YOUR OBJECTIVE: Copy the full set of lines exactly as given.

Stored entries:
= = = = = = =
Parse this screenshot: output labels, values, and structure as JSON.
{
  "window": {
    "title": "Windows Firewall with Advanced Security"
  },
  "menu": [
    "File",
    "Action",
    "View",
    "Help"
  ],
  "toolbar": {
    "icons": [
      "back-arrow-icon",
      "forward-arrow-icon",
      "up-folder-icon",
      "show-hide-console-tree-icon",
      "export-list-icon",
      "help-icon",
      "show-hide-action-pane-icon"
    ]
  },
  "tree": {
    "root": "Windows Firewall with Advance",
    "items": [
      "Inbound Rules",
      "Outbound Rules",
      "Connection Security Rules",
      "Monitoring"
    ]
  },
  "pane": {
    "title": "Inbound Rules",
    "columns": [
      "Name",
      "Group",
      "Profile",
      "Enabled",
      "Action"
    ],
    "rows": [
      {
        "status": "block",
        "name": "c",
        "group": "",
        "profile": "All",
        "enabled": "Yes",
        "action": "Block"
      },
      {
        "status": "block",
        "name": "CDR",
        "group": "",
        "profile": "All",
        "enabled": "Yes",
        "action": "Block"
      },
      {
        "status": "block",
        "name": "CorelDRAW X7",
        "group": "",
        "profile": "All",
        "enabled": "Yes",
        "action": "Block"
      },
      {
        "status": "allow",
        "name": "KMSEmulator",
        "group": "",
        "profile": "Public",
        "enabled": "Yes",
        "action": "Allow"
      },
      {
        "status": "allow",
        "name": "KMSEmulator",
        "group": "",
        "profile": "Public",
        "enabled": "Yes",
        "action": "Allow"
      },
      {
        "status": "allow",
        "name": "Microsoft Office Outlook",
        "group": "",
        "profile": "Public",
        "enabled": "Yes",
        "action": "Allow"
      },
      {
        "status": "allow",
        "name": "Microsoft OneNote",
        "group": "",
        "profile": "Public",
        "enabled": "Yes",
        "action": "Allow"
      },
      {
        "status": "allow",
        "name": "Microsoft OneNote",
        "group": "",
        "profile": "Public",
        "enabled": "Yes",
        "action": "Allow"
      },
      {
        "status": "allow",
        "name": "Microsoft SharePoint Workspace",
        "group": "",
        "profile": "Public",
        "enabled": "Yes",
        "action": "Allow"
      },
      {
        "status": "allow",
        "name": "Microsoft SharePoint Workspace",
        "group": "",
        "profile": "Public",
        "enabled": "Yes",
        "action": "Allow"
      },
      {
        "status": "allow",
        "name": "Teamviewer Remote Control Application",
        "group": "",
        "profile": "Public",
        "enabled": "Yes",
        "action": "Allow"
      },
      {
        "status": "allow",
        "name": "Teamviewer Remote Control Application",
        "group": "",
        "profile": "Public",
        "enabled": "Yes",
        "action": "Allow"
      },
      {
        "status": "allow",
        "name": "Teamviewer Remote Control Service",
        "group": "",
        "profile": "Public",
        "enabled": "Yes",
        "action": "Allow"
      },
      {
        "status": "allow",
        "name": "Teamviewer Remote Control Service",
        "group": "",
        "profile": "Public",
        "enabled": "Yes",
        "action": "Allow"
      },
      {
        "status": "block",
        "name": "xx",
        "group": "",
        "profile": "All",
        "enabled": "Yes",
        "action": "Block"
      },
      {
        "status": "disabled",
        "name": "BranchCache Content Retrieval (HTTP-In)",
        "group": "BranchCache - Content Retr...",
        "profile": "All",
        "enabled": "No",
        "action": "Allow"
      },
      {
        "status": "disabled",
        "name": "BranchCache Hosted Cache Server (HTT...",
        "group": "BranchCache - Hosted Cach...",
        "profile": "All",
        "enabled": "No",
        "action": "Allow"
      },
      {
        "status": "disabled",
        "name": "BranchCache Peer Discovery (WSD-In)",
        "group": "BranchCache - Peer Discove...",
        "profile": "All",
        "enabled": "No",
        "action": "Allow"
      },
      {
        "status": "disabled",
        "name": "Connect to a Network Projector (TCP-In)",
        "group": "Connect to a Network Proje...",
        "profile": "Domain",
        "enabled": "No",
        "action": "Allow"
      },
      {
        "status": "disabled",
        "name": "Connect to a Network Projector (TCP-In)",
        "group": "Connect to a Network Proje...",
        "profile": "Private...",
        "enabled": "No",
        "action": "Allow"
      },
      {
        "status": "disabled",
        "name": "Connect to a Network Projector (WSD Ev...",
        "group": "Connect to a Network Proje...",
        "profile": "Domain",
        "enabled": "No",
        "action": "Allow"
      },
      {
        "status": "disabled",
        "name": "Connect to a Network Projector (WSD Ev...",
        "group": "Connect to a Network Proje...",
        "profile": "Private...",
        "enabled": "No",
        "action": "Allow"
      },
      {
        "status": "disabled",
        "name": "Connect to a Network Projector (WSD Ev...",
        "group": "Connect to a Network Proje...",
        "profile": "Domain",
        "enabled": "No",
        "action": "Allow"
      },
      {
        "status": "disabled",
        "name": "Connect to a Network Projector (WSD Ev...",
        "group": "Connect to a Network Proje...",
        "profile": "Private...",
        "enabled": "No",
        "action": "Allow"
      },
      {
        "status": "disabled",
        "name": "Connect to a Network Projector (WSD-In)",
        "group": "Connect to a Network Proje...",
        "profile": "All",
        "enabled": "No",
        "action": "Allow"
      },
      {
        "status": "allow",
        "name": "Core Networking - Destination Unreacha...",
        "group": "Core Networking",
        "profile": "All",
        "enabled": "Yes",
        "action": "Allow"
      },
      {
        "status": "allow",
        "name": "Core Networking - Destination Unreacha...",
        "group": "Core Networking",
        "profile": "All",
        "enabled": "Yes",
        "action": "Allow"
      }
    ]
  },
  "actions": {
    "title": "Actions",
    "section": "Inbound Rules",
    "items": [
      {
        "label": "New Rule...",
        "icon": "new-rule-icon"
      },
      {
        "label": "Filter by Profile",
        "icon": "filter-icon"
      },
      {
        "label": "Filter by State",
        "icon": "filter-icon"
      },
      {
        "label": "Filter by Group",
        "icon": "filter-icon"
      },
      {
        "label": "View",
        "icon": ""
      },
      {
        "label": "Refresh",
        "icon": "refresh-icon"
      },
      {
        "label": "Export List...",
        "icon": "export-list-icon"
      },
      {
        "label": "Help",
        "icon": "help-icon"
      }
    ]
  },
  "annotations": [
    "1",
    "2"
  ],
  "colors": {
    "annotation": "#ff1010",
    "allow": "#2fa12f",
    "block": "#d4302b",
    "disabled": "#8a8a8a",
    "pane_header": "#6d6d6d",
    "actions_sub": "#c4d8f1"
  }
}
= = = = = = =
EXERCISE SOLUTION:
Parse this screenshot: output labels, values, and structure as JSON.
{
  "window": {
    "title": "Windows Firewall with Advanced Security"
  },
  "menu": [
    "File",
    "Action",
    "View",
    "Help"
  ],
  "toolbar": {
    "icons": [
      "back-arrow-icon",
      "forward-arrow-icon",
      "up-folder-icon",
      "show-hide-console-tree-icon",
      "export-list-icon",
      "help-icon",
      "show-hide-action-pane-icon"
    ]
  },
  "tree": {
    "root": "Windows Firewall with Advance",
    "items": [
      "Inbound Rules",
      "Outbound Rules",
      "Connection Security Rules",
      "Monitoring"
    ]
  },
  "pane": {
    "title": "Inbound Rules",
    "columns": [
      "Name",
      "Group",
      "Profile",
      "Enabled",
      "Action"
    ],
    "rows": [
      {
        "status": "block",
        "name": "c",
        "group": "",
        "profile": "All",
        "enabled": "Yes",
        "action": "Block"
      },
      {
        "status": "block",
        "name": "CDR",
        "group": "",
        "profile": "All",
        "enabled": "Yes",
        "action": "Block"
      },
      {
        "status": "block",
        "name": "CorelDRAW X7",
        "group": "",
        "profile": "All",
        "enabled": "Yes",
        "action": "Block"
      },
      {
        "status": "allow",
        "name": "KMSEmulator",
        "group": "",
        "profile": "Public",
        "enabled": "Yes",
        "action": "Allow"
      },
      {
        "status": "allow",
        "name": "KMSEmulator",
        "group": "",
        "profile": "Public",
        "enabled": "Yes",
        "action": "Allow"
      },
      {
        "status": "allow",
        "name": "Microsoft Office Outlook",
        "group": "",
        "profile": "Public",
        "enabled": "Yes",
        "action": "Allow"
      },
      {
        "status": "allow",
        "name": "Microsoft OneNote",
        "group": "",
        "profile": "Public",
        "enabled": "Yes",
        "action": "Allow"
      },
      {
        "status": "allow",
        "name": "Microsoft OneNote",
        "group": "",
        "profile": "Public",
        "enabled": "Yes",
        "action": "Allow"
      },
      {
        "status": "allow",
        "name": "Microsoft SharePoint Workspace",
        "group": "",
        "profile": "Public",
        "enabled": "Yes",
        "action": "Allow"
      },
      {
        "status": "allow",
        "name": "Microsoft SharePoint Workspace",
        "group": "",
        "profile": "Public",
        "enabled": "Yes",
        "action": "Allow"
      },
      {
        "status": "allow",
        "name": "Teamviewer Remote Control Application",
        "group": "",
        "profile": "Public",
        "enabled": "Yes",
        "action": "Allow"
      },
      {
        "status": "allow",
        "name": "Teamviewer Remote Control Application",
        "group": "",
        "profile": "Public",
        "enabled": "Yes",
        "action": "Allow"
      },
      {
        "status": "allow",
        "name": "Teamviewer Remote Control Service",
        "group": "",
        "profile": "Public",
        "enabled": "Yes",
        "action": "Allow"
      },
      {
        "status": "allow",
        "name": "Teamviewer Remote Control Service",
        "group": "",
        "profile": "Public",
        "enabled": "Yes",
        "action": "Allow"
      },
      {
        "status": "block",
        "name": "xx",
        "group": "",
        "profile": "All",
        "enabled": "Yes",
        "action": "Block"
      },
      {
        "status": "disabled",
        "name": "BranchCache Content Retrieval (HTTP-In)",
        "group": "BranchCache - Content Retr...",
        "profile": "All",
        "enabled": "No",
        "action": "Allow"
      },
      {
        "status": "disabled",
        "name": "BranchCache Hosted Cache Server (HTT...",
        "group": "BranchCache - Hosted Cach...",
        "profile": "All",
        "enabled": "No",
        "action": "Allow"
      },
      {
        "status": "disabled",
        "name": "BranchCache Peer Discovery (WSD-In)",
        "group": "BranchCache - Peer Discove...",
        "profile": "All",
        "enabled": "No",
        "action": "Allow"
      },
      {
        "status": "disabled",
        "name": "Connect to a Network Projector (TCP-In)",
        "group": "Connect to a Network Proje...",
        "profile": "Domain",
        "enabled": "No",
        "action": "Allow"
      },
      {
        "status": "disabled",
        "name": "Connect to a Network Projector (TCP-In)",
        "group": "Connect to a Network Proje...",
        "profile": "Private...",
        "enabled": "No",
        "action": "Allow"
      },
      {
        "status": "disabled",
        "name": "Connect to a Network Projector (WSD Ev...",
        "group": "Connect to a Network Proje...",
        "profile": "Domain",
        "enabled": "No",
        "action": "Allow"
      },
      {
        "status": "disabled",
        "name": "Connect to a Network Projector (WSD Ev...",
        "group": "Connect to a Network Proje...",
        "profile": "Private...",
        "enabled": "No",
        "action": "Allow"
      },
      {
        "status": "disabled",
        "name": "Connect to a Network Projector (WSD Ev...",
        "group": "Connect to a Network Proje...",
        "profile": "Domain",
        "enabled": "No",
        "action": "Allow"
      },
      {
        "status": "disabled",
        "name": "Connect to a Network Projector (WSD Ev...",
        "group": "Connect to a Network Proje...",
        "profile": "Private...",
        "enabled": "No",
        "action": "Allow"
      },
      {
        "status": "disabled",
        "name": "Connect to a Network Projector (WSD-In)",
        "group": "Connect to a Network Proje...",
        "profile": "All",
        "enabled": "No",
        "action": "Allow"
      },
      {
        "status": "allow",
        "name": "Core Networking - Destination Unreacha...",
        "group": "Core Networking",
        "profile": "All",
        "enabled": "Yes",
        "action": "Allow"
      },
      {
        "status": "allow",
        "name": "Core Networking - Destination Unreacha...",
        "group": "Core Networking",
        "profile": "All",
        "enabled": "Yes",
        "action": "Allow"
      }
    ]
  },
  "actions": {
    "title": "Actions",
    "section": "Inbound Rules",
    "items": [
      {
        "label": "New Rule...",
        "icon": "new-rule-icon"
      },
      {
        "label": "Filter by Profile",
        "icon": "filter-icon"
      },
      {
        "label": "Filter by State",
        "icon": "filter-icon"
      },
      {
        "label": "Filter by Group",
        "icon": "filter-icon"
      },
      {
        "label": "View",
        "icon": ""
      },
      {
        "label": "Refresh",
        "icon": "refresh-icon"
      },
      {
        "label": "Export List...",
        "icon": "export-list-icon"
      },
      {
        "label": "Help",
        "icon": "help-icon"
      }
    ]
  },
  "annotations": [
    "1",
    "2"
  ],
  "colors": {
    "annotation": "#ff1010",
    "allow": "#2fa12f",
    "block": "#d4302b",
    "disabled": "#8a8a8a",
    "pane_header": "#6d6d6d",
    "actions_sub": "#c4d8f1"
  }
}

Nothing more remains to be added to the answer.